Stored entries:
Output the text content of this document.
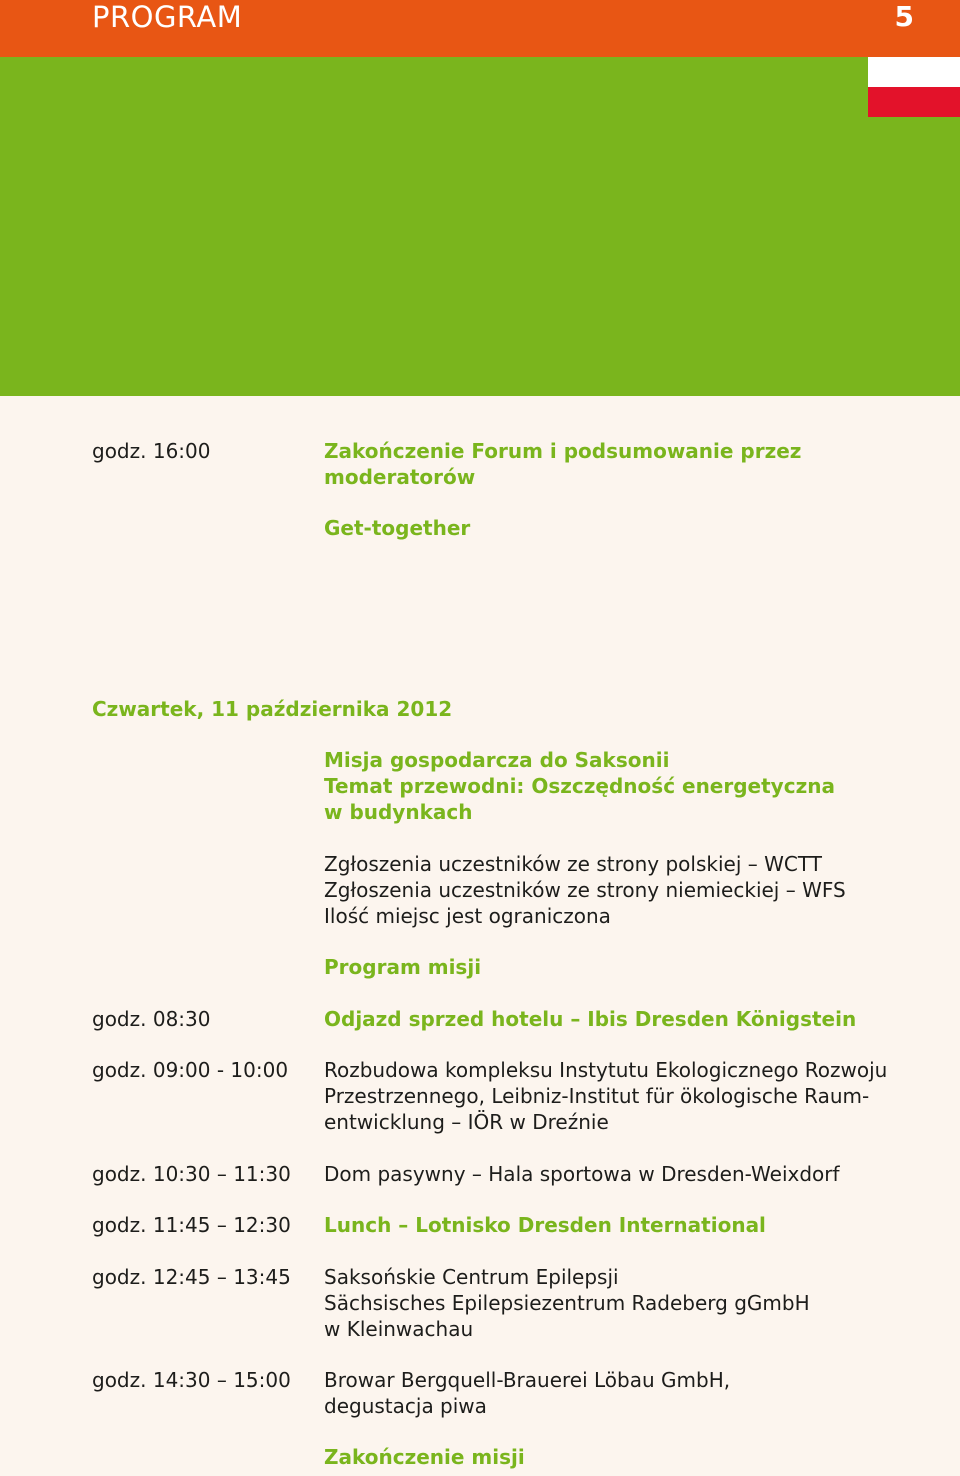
PROGRAM	5
godz. 16:00	Zakończenie Forum i podsumowanie przez
moderatorów
Get-together
Czwartek, 11 października 2012
Misja gospodarcza do Saksonii
Temat przewodni: Oszczędność energetyczna
w budynkach
Zgłoszenia uczestników ze strony polskiej – WCTT
Zgłoszenia uczestników ze strony niemieckiej – WFS
Ilość miejsc jest ograniczona
Program misji
godz. 08:30	Odjazd sprzed hotelu – Ibis Dresden Königstein
godz. 09:00 - 10:00 Rozbudowa kompleksu Instytutu Ekologicznego Rozwoju
Przestrzennego, Leibniz-Institut für ökologische Raum-
entwicklung – IÖR w Dreźnie
godz. 10:30 – 11:30 Dom pasywny – Hala sportowa w Dresden-Weixdorf
godz. 11:45 – 12:30 Lunch – Lotnisko Dresden International
godz. 12:45 – 13:45 Saksońskie Centrum Epilepsji
Sächsisches Epilepsiezentrum Radeberg gGmbH
w Kleinwachau
godz. 14:30 – 15:00 Browar Bergquell-Brauerei Löbau GmbH,
degustacja piwa
Zakończenie misji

_TASK OBJECTIVE_
An exact transcription of all the entries is required, without the pictures.

_FINAL RESULT_
Output the text content of this document.
PROGRAM	5
godz. 16:00	Zakończenie Forum i podsumowanie przez
moderatorów
Get-together
Czwartek, 11 października 2012
Misja gospodarcza do Saksonii
Temat przewodni: Oszczędność energetyczna
w budynkach
Zgłoszenia uczestników ze strony polskiej – WCTT
Zgłoszenia uczestników ze strony niemieckiej – WFS
Ilość miejsc jest ograniczona
Program misji
godz. 08:30	Odjazd sprzed hotelu – Ibis Dresden Königstein
godz. 09:00 - 10:00 Rozbudowa kompleksu Instytutu Ekologicznego Rozwoju
Przestrzennego, Leibniz-Institut für ökologische Raum-
entwicklung – IÖR w Dreźnie
godz. 10:30 – 11:30 Dom pasywny – Hala sportowa w Dresden-Weixdorf
godz. 11:45 – 12:30 Lunch – Lotnisko Dresden International
godz. 12:45 – 13:45 Saksońskie Centrum Epilepsji
Sächsisches Epilepsiezentrum Radeberg gGmbH
w Kleinwachau
godz. 14:30 – 15:00 Browar Bergquell-Brauerei Löbau GmbH,
degustacja piwa
Zakończenie misji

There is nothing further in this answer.